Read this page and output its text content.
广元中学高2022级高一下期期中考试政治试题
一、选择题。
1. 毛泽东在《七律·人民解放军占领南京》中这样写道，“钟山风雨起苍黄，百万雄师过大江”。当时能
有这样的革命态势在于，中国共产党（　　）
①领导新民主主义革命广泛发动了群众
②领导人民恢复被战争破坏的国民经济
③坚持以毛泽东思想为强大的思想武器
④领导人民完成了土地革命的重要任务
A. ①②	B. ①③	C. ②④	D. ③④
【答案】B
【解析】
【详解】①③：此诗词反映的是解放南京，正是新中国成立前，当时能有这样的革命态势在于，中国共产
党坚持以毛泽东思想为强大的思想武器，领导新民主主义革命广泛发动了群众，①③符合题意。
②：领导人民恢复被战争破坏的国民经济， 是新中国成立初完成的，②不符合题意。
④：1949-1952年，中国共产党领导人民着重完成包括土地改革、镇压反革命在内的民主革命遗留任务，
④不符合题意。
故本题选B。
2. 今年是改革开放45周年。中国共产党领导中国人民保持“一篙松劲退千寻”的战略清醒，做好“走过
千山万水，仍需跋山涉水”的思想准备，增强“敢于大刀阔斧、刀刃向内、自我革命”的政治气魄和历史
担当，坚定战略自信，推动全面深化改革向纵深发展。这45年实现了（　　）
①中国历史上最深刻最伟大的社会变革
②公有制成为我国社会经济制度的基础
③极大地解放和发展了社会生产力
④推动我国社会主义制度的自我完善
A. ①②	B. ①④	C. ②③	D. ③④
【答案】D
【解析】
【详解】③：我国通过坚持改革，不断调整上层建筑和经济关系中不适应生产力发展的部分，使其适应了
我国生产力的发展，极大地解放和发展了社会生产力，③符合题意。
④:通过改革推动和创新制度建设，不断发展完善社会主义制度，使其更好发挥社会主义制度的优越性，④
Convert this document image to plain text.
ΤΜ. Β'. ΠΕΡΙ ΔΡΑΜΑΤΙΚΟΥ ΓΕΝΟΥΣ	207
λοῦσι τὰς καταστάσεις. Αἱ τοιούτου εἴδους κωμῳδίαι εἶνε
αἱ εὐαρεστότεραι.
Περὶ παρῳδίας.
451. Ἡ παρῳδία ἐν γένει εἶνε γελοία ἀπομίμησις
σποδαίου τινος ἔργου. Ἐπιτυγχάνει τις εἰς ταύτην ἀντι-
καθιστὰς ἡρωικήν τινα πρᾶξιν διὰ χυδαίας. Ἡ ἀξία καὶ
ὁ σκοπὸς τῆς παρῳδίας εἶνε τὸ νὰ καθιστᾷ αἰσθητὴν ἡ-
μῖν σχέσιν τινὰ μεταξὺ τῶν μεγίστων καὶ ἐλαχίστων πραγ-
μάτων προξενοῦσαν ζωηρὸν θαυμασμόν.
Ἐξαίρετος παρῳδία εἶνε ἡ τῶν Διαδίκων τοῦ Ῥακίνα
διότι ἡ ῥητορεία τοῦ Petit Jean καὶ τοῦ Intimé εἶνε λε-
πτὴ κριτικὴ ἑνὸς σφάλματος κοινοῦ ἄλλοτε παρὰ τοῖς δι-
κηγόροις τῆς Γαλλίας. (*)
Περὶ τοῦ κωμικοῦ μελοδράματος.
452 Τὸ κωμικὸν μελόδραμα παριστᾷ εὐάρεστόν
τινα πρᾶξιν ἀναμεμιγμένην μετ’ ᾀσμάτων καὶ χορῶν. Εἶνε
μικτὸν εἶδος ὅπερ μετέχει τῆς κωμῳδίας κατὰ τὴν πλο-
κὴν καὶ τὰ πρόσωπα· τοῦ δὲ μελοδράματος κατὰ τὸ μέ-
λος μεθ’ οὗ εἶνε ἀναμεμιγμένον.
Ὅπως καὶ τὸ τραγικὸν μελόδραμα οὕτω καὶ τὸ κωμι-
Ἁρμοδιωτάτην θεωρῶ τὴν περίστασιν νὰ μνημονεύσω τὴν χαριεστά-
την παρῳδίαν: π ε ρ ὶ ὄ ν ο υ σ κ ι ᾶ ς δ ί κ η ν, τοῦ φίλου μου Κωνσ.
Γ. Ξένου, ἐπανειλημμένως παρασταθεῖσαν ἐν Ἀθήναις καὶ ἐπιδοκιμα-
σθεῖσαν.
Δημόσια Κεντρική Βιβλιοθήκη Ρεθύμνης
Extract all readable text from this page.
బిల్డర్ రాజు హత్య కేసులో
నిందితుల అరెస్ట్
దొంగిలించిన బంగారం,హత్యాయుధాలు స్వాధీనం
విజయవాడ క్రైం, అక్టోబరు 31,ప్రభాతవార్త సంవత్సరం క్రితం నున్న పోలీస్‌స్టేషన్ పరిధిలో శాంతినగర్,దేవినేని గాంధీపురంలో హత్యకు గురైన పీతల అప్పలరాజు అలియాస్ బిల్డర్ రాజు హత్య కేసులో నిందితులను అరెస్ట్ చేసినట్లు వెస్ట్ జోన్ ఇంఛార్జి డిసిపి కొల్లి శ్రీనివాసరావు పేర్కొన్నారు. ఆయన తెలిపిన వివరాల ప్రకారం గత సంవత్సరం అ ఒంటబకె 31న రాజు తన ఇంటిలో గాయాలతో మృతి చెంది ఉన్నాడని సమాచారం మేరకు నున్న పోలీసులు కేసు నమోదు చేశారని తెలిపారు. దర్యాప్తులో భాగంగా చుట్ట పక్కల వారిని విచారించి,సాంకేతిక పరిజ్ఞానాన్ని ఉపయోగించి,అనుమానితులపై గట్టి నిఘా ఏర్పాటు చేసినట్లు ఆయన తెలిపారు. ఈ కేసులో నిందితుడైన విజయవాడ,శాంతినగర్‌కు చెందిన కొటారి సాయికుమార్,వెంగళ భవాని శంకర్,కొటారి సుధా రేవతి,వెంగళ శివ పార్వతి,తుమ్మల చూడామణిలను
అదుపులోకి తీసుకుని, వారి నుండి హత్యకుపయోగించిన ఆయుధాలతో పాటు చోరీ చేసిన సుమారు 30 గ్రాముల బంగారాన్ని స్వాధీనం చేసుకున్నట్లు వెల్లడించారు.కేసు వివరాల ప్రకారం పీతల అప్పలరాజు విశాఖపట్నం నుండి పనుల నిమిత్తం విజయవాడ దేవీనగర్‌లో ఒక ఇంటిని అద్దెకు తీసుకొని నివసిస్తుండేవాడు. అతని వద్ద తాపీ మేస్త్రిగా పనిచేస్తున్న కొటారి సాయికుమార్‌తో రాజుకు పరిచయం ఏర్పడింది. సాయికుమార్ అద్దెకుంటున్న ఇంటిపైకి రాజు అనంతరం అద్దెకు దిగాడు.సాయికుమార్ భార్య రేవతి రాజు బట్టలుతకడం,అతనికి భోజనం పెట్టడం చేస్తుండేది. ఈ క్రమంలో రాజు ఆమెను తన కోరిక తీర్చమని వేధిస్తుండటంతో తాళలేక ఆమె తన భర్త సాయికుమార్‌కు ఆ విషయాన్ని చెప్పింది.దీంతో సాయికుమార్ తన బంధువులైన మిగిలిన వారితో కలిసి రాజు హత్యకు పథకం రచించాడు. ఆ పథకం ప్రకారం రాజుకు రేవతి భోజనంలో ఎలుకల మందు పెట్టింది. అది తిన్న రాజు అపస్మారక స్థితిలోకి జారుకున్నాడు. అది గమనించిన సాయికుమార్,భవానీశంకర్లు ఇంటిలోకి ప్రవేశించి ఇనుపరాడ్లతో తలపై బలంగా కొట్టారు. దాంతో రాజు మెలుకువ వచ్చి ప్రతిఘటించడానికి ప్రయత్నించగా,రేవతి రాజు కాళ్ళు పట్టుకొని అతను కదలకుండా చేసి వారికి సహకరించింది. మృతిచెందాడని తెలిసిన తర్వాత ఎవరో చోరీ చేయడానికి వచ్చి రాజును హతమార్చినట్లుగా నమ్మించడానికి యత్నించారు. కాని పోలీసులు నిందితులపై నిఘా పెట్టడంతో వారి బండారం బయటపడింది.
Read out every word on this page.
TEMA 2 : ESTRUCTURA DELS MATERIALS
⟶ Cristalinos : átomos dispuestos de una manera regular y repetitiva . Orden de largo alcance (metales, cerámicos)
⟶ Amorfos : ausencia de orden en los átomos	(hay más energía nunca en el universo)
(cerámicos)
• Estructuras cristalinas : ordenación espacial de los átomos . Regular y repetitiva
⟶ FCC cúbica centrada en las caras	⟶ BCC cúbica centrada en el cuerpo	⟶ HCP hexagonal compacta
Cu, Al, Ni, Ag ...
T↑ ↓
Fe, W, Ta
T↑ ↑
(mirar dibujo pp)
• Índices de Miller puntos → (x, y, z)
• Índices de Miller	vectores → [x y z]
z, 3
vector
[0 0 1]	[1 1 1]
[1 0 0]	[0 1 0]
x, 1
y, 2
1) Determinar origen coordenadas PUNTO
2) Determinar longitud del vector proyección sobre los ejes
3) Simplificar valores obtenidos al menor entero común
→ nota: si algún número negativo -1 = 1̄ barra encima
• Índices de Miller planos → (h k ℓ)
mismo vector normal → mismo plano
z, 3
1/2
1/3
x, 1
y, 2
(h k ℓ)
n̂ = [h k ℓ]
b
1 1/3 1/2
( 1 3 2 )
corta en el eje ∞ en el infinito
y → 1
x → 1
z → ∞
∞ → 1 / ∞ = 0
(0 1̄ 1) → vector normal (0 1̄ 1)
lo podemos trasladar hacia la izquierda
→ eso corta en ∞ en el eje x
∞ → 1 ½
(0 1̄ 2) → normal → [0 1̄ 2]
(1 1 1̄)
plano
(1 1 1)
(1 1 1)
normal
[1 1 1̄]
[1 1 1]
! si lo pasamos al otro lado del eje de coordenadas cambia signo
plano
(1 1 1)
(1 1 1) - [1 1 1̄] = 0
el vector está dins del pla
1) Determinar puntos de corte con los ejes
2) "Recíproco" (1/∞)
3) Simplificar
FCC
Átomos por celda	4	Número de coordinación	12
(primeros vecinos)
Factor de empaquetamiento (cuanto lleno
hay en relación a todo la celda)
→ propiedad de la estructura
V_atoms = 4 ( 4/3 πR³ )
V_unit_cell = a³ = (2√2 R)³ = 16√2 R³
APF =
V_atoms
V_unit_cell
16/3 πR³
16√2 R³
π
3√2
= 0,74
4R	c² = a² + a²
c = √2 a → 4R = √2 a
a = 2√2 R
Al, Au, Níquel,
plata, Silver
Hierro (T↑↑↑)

■ Exercise objective ■
For this exercise, gather every line of the data that contains the word "παρῳδίας".

■ Correct answer ■
Περὶ παρῳδίας.
ὁ σκοπὸς τῆς παρῳδίας εἶνε τὸ νὰ καθιστᾷ αἰσθητὴν ἡ-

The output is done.